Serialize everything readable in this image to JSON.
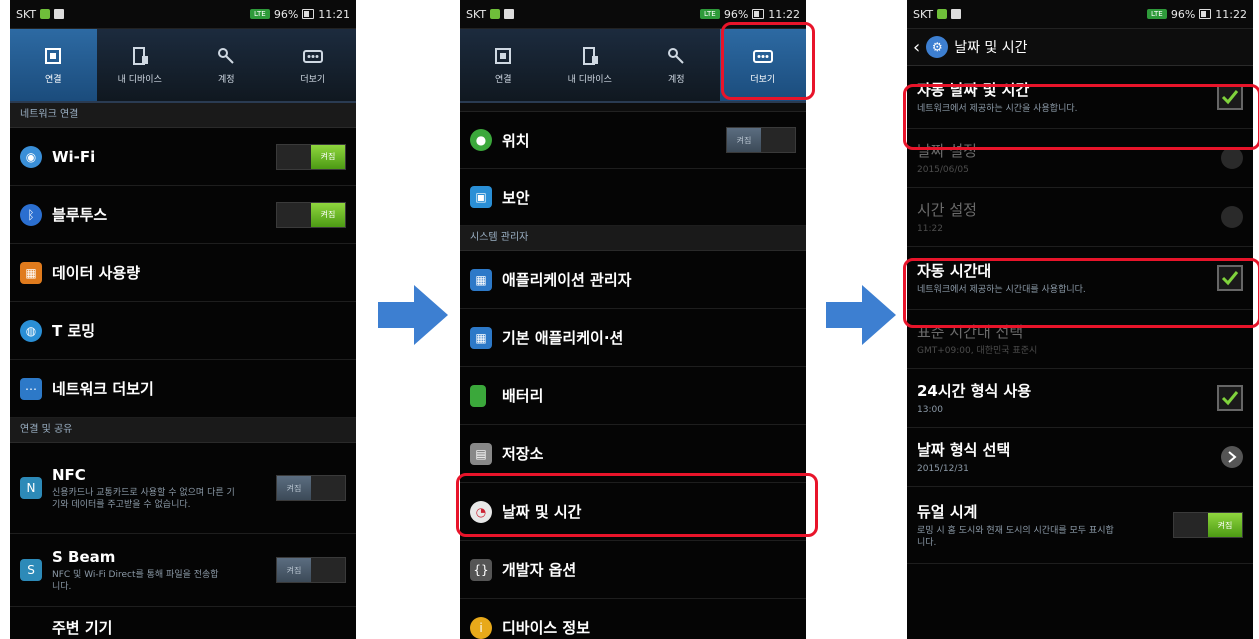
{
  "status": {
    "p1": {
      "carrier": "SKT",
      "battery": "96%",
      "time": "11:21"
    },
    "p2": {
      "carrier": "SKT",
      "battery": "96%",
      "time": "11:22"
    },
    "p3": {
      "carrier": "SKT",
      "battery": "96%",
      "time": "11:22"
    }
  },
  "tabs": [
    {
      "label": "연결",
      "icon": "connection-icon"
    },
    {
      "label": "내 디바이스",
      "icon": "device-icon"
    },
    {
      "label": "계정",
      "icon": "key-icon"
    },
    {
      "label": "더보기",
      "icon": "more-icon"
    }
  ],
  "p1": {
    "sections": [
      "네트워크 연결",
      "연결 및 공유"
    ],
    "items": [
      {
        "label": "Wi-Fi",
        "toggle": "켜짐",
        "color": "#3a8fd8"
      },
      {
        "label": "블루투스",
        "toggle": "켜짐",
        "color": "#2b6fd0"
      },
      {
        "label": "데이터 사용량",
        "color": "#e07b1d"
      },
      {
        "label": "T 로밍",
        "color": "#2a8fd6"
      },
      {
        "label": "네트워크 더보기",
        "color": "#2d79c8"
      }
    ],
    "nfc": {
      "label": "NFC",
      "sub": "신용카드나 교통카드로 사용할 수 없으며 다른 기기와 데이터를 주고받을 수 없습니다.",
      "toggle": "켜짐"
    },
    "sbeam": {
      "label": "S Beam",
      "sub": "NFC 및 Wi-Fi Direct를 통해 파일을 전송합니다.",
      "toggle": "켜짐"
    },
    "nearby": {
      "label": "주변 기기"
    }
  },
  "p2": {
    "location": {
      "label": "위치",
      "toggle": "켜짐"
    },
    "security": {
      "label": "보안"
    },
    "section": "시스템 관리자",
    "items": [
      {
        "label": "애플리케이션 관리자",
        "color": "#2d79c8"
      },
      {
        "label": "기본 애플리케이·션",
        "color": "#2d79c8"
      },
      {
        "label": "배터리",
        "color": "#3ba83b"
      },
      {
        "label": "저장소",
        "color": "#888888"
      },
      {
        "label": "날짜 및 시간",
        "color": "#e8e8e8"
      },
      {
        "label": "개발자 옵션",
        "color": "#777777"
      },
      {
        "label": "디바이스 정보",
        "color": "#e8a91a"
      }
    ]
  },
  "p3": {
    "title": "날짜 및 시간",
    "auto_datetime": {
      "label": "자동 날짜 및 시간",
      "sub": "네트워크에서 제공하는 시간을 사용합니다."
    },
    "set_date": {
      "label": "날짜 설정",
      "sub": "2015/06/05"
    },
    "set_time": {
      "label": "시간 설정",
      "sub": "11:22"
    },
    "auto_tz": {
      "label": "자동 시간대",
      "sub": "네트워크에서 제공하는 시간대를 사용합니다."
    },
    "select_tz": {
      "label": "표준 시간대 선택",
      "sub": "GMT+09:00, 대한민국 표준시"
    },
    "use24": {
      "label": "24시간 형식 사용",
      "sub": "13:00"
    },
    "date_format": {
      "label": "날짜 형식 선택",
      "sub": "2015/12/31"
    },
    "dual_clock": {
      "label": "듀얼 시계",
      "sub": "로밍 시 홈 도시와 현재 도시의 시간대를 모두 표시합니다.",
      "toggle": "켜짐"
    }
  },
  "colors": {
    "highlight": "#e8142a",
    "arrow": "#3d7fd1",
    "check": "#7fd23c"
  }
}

* * * * * * *

TASK PROMPT | Gather all lines from the records above in which "icon" appears.

EXERCISE RESULT |
      "icon": "connection-icon"
      "icon": "device-icon"
      "icon": "key-icon"
      "icon": "more-icon"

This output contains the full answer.